Work to do | Report how many lines in the listing below include the word "document". Write nothing besides the number.

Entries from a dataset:
· · · · ·

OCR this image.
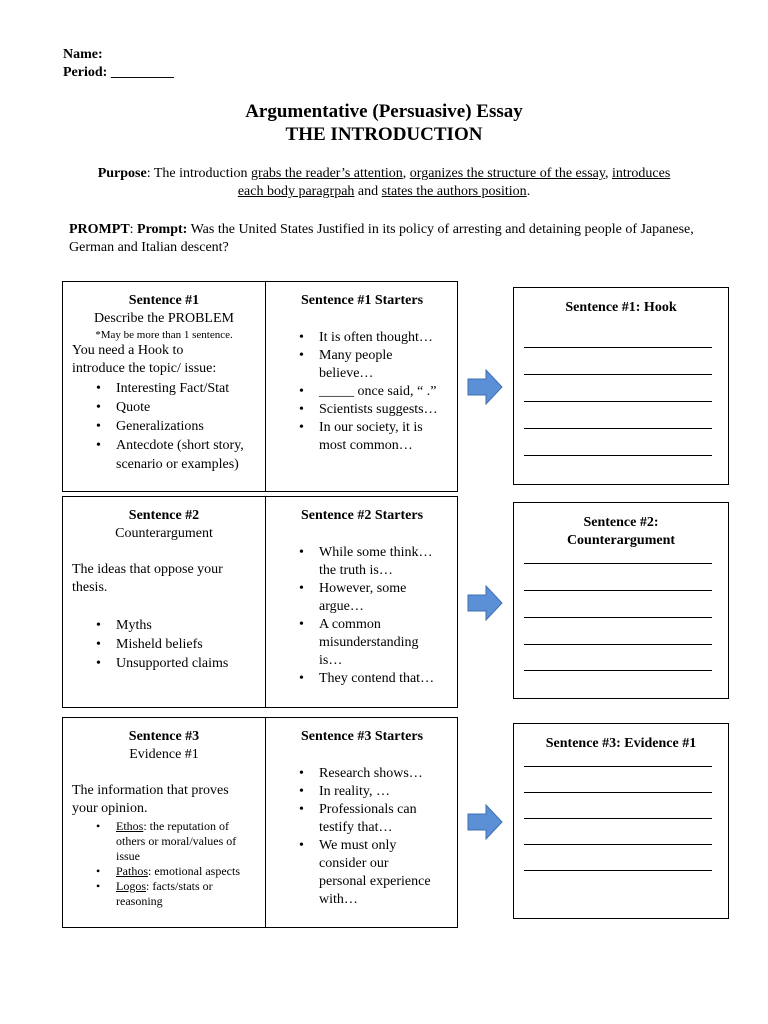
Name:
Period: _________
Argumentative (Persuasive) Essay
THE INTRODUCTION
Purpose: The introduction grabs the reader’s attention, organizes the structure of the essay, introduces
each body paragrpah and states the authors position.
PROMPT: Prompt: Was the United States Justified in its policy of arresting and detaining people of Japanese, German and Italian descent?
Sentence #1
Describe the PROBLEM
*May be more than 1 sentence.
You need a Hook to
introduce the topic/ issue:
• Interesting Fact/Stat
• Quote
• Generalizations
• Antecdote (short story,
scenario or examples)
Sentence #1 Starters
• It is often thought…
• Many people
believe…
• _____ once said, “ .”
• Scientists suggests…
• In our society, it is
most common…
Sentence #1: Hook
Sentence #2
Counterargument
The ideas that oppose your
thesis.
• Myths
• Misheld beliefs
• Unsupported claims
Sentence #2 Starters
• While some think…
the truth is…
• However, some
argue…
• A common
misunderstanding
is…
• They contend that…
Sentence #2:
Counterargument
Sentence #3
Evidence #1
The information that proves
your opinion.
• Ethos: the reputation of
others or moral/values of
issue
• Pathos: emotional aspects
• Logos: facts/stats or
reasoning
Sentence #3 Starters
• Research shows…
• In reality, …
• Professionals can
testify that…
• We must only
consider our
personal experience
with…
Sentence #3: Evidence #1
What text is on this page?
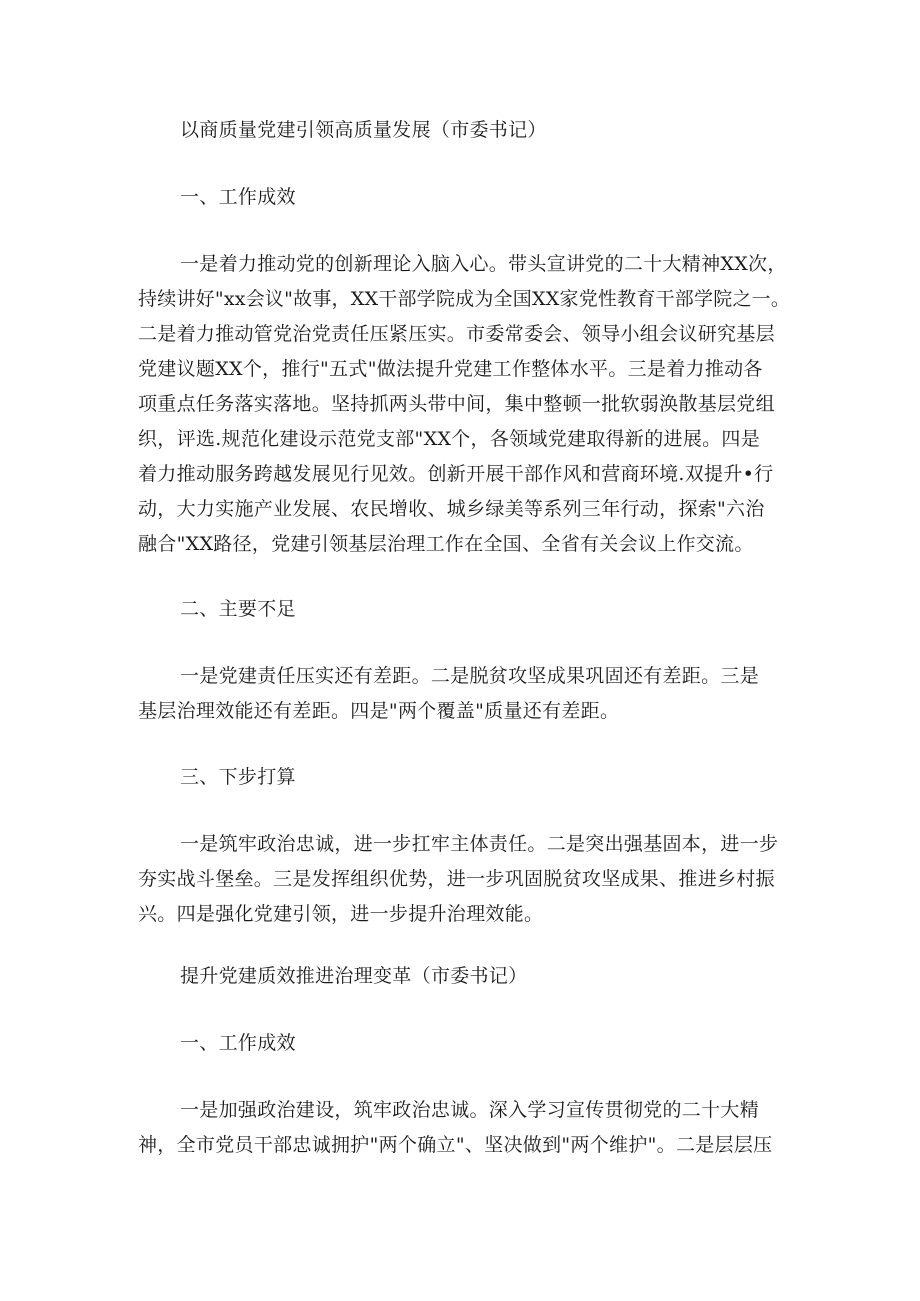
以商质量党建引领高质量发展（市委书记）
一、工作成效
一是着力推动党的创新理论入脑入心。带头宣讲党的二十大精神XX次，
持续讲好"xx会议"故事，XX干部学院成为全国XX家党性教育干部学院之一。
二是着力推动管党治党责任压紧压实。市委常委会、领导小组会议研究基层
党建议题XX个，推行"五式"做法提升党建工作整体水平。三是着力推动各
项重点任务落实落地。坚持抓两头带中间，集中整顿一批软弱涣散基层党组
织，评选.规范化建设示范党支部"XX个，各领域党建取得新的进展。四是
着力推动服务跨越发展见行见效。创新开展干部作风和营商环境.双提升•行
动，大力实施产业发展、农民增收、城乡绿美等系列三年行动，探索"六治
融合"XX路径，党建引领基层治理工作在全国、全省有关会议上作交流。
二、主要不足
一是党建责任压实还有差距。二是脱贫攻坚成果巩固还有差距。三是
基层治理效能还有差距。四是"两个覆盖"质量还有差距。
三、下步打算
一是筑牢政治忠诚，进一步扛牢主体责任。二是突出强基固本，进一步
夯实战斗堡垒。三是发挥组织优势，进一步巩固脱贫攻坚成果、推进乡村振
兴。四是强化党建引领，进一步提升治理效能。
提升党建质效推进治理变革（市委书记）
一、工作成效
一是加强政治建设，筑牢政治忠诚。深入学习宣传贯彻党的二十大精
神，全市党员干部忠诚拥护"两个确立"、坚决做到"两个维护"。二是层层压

· · · · ·

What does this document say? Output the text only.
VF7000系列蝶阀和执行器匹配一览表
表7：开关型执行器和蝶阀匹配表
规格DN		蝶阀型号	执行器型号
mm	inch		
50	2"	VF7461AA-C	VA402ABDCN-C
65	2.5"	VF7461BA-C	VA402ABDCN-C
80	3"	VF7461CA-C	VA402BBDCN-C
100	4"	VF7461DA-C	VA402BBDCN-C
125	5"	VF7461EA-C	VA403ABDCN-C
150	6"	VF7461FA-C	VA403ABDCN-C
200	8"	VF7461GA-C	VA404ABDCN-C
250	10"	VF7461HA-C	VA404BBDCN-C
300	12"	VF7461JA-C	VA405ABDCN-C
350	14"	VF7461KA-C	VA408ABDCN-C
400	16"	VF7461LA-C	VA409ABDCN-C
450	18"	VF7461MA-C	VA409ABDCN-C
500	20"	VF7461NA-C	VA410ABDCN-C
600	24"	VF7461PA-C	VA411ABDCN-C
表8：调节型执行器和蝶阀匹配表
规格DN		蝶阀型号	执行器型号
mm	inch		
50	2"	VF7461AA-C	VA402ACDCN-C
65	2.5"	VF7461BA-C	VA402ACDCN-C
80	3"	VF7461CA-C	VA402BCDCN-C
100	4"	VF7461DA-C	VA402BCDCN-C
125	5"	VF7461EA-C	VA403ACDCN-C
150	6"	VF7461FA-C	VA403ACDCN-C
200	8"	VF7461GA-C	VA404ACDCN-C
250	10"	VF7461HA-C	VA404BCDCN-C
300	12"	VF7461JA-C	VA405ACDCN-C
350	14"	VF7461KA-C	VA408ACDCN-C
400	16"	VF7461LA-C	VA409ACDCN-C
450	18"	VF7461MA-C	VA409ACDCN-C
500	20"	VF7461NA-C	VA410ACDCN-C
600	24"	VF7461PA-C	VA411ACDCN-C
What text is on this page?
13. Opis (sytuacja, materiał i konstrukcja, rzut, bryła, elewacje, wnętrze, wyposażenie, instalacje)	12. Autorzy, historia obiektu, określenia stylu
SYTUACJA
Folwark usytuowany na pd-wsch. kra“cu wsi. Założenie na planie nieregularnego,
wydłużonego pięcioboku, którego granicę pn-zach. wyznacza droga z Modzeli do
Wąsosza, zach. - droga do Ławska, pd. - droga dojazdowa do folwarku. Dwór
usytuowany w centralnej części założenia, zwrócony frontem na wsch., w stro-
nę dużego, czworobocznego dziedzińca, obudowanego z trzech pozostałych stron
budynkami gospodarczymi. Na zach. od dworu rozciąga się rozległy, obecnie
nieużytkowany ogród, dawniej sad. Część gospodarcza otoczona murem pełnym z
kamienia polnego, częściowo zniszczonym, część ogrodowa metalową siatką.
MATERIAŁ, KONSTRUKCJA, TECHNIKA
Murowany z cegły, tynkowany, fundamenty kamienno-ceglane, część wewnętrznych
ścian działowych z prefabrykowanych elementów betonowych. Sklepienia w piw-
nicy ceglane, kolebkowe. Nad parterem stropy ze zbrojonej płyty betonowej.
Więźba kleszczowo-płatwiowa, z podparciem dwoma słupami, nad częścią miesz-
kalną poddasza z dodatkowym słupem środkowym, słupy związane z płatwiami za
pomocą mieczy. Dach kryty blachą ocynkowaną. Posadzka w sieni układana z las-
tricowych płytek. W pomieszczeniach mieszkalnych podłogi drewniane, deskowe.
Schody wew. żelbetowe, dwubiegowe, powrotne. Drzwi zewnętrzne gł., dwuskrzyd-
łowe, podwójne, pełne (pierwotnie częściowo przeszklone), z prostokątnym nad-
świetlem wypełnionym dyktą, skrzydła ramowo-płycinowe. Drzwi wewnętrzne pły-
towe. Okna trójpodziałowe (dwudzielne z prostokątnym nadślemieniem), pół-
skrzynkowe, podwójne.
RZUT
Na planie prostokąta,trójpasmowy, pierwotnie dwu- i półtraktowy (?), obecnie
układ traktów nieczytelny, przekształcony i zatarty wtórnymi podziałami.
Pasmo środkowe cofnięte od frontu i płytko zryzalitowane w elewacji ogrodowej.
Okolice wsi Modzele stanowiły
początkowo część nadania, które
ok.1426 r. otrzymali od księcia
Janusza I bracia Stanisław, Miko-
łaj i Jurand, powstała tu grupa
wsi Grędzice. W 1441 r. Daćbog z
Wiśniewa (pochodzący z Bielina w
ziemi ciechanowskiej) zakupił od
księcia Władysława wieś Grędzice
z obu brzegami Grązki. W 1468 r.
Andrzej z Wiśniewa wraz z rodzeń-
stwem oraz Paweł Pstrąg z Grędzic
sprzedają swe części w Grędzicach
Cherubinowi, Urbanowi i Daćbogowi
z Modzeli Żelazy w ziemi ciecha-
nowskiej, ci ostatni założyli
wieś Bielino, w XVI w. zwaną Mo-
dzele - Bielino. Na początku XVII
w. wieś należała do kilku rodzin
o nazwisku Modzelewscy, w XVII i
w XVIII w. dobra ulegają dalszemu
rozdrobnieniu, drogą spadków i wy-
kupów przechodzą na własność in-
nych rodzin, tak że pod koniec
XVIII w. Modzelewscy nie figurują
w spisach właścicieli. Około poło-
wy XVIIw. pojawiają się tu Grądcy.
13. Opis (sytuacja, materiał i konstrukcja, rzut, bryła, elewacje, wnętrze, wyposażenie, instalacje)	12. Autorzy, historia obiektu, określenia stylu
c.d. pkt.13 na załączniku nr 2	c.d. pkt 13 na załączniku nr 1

· · · · ·

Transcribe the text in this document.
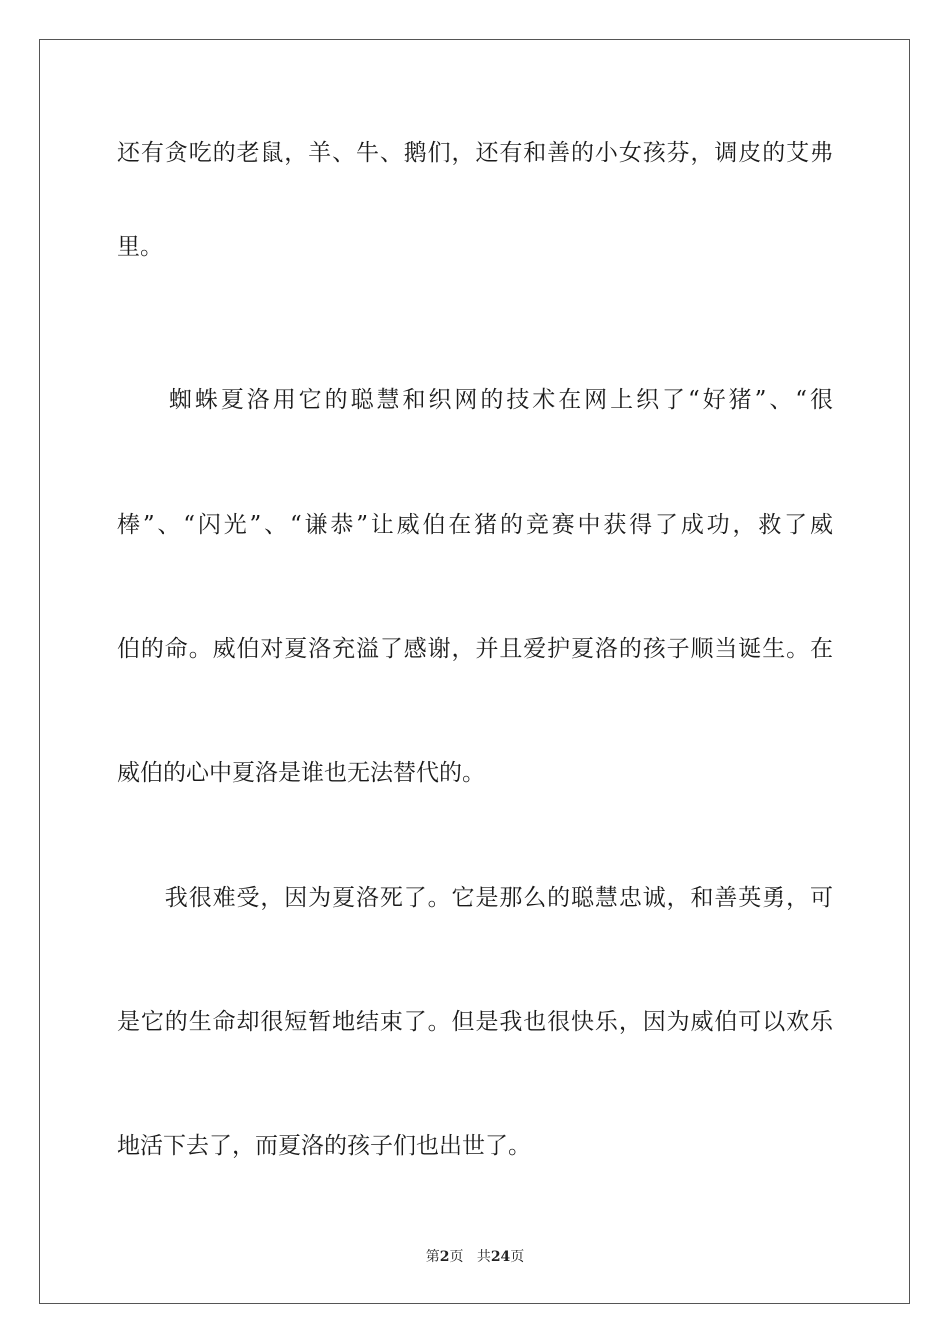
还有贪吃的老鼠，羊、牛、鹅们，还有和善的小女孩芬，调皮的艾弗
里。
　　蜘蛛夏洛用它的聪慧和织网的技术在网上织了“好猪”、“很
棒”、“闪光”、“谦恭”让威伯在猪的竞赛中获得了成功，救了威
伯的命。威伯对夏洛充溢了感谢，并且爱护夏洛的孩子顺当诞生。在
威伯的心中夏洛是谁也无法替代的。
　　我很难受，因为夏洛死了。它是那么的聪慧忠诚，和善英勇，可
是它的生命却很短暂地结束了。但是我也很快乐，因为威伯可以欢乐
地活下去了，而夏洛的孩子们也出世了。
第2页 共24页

· · · · ·

The reply | 2